Dataset entries on figures

☆ ☆ ☆ ☆ ☆ ☆ ☆

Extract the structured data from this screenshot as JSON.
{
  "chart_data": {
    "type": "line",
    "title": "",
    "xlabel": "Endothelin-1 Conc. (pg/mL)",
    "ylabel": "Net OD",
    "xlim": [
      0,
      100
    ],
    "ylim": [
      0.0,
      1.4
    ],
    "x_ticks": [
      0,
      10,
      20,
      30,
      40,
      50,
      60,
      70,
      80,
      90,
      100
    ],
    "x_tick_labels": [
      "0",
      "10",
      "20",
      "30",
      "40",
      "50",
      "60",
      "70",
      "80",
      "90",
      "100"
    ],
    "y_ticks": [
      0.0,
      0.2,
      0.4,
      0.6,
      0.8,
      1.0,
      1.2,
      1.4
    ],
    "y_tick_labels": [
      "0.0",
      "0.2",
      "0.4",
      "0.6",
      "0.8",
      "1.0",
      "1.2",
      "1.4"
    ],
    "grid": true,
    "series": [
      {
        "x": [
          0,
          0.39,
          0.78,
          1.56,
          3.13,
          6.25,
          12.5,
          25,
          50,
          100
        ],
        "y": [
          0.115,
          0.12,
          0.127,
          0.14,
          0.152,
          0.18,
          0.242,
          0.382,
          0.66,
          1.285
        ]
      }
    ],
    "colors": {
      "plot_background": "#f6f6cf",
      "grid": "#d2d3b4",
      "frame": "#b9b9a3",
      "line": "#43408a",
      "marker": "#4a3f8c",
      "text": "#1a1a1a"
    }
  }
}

☆ ☆ ☆ ☆ ☆ ☆ ☆

(What needs to be done): Every entry must be retyped in full, exactly as given.

(Task result):
Extract the structured data from this screenshot as JSON.
{
  "chart_data": {
    "type": "line",
    "title": "",
    "xlabel": "Endothelin-1 Conc. (pg/mL)",
    "ylabel": "Net OD",
    "xlim": [
      0,
      100
    ],
    "ylim": [
      0.0,
      1.4
    ],
    "x_ticks": [
      0,
      10,
      20,
      30,
      40,
      50,
      60,
      70,
      80,
      90,
      100
    ],
    "x_tick_labels": [
      "0",
      "10",
      "20",
      "30",
      "40",
      "50",
      "60",
      "70",
      "80",
      "90",
      "100"
    ],
    "y_ticks": [
      0.0,
      0.2,
      0.4,
      0.6,
      0.8,
      1.0,
      1.2,
      1.4
    ],
    "y_tick_labels": [
      "0.0",
      "0.2",
      "0.4",
      "0.6",
      "0.8",
      "1.0",
      "1.2",
      "1.4"
    ],
    "grid": true,
    "series": [
      {
        "x": [
          0,
          0.39,
          0.78,
          1.56,
          3.13,
          6.25,
          12.5,
          25,
          50,
          100
        ],
        "y": [
          0.115,
          0.12,
          0.127,
          0.14,
          0.152,
          0.18,
          0.242,
          0.382,
          0.66,
          1.285
        ]
      }
    ],
    "colors": {
      "plot_background": "#f6f6cf",
      "grid": "#d2d3b4",
      "frame": "#b9b9a3",
      "line": "#43408a",
      "marker": "#4a3f8c",
      "text": "#1a1a1a"
    }
  }
}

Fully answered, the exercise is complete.